▶ **EXERCISE BRIEF**: Lay out the lines of the data below, from the line containing "svg-text:Du lịch, 4.05%: Du" up to and including the line containing "I need the location", as a Markdown table with the columns Row and Line. Number the rows in order and leave out any blank lines.

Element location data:
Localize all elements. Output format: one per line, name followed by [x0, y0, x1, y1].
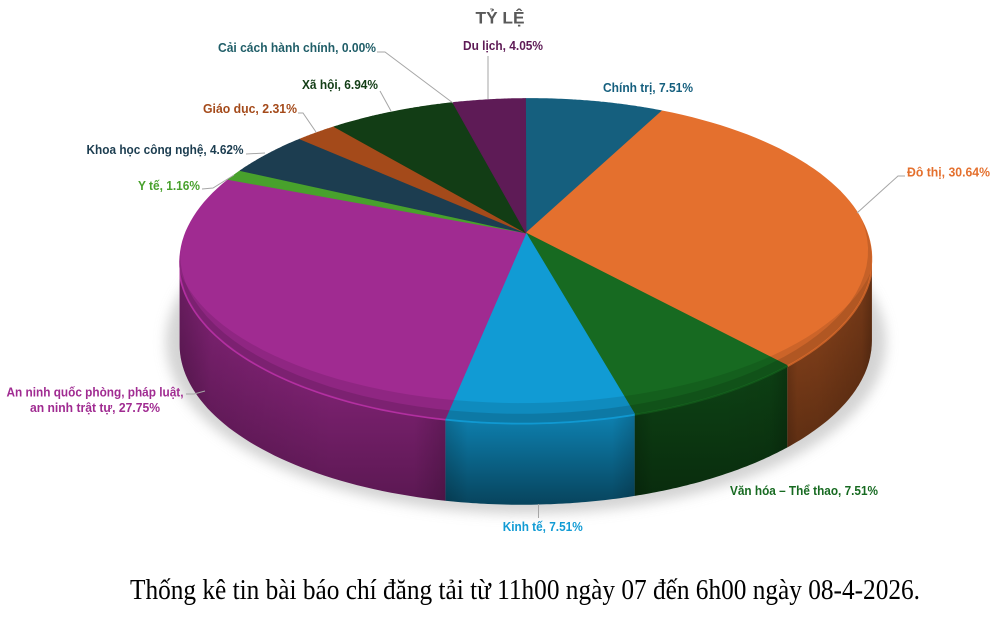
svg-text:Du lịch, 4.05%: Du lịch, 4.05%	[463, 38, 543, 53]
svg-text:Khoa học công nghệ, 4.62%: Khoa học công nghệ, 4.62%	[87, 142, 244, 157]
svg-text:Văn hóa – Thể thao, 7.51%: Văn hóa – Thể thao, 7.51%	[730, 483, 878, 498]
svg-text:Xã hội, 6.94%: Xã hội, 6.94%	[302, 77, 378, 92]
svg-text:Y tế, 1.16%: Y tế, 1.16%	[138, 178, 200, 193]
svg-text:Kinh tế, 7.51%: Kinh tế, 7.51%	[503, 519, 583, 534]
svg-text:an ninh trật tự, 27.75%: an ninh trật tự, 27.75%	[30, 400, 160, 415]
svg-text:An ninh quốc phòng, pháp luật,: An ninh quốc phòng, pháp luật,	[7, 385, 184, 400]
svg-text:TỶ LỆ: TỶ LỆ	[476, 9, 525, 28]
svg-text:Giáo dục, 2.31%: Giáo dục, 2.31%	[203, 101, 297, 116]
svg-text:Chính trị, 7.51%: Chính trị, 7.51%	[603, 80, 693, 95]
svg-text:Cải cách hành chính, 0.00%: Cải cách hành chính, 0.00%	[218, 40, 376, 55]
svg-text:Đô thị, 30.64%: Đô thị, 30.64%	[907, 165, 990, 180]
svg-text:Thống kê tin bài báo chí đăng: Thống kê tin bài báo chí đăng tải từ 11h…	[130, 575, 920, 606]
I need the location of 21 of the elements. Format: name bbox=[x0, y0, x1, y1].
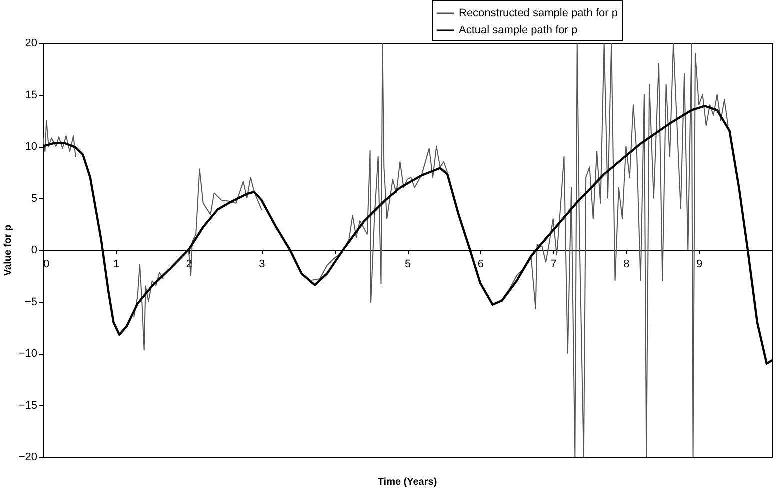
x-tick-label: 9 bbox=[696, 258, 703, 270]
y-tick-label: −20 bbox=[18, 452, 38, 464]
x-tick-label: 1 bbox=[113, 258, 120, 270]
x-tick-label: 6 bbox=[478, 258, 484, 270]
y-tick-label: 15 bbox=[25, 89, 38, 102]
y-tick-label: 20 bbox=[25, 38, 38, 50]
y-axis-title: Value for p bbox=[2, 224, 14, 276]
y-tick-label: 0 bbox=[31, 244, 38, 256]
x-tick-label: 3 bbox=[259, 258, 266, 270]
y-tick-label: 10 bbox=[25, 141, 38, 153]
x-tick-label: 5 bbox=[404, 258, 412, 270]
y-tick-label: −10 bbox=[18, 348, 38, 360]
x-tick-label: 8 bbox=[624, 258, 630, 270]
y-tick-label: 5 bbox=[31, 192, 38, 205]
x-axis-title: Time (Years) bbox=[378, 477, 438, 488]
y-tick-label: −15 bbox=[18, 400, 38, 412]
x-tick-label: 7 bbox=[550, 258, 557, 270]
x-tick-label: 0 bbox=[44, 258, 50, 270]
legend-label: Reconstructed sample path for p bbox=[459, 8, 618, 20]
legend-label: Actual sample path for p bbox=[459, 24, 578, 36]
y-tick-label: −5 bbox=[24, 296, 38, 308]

▶ **RIGHT ANSWER**:
| Row | Line |
|---|---|
| 1 | svg-text:Du lịch, 4.05%: Du lịch, 4.05%	[463, 38, 543, 53] |
| 2 | svg-text:Khoa học công nghệ, 4.62%: Khoa học công nghệ, 4.62%	[87, 142, 244, 157] |
| 3 | svg-text:Văn hóa – Thể thao, 7.51%: Văn hóa – Thể thao, 7.51%	[730, 483, 878, 498] |
| 4 | svg-text:Xã hội, 6.94%: Xã hội, 6.94%	[302, 77, 378, 92] |
| 5 | svg-text:Y tế, 1.16%: Y tế, 1.16%	[138, 178, 200, 193] |
| 6 | svg-text:Kinh tế, 7.51%: Kinh tế, 7.51%	[503, 519, 583, 534] |
| 7 | svg-text:an ninh trật tự, 27.75%: an ninh trật tự, 27.75%	[30, 400, 160, 415] |
| 8 | svg-text:An ninh quốc phòng, pháp luật,: An ninh quốc phòng, pháp luật,	[7, 385, 184, 400] |
| 9 | svg-text:TỶ LỆ: TỶ LỆ	[476, 9, 525, 28] |
| 10 | svg-text:Giáo dục, 2.31%: Giáo dục, 2.31%	[203, 101, 297, 116] |
| 11 | svg-text:Chính trị, 7.51%: Chính trị, 7.51%	[603, 80, 693, 95] |
| 12 | svg-text:Cải cách hành chính, 0.00%: Cải cách hành chính, 0.00%	[218, 40, 376, 55] |
| 13 | svg-text:Đô thị, 30.64%: Đô thị, 30.64%	[907, 165, 990, 180] |
| 14 | svg-text:Thống kê tin bài báo chí đăng: Thống kê tin bài báo chí đăng tải từ 11h…	[130, 575, 920, 606] |
| 15 | I need the location of 21 of the elements. Format: name bbox=[x0, y0, x1, y1]. |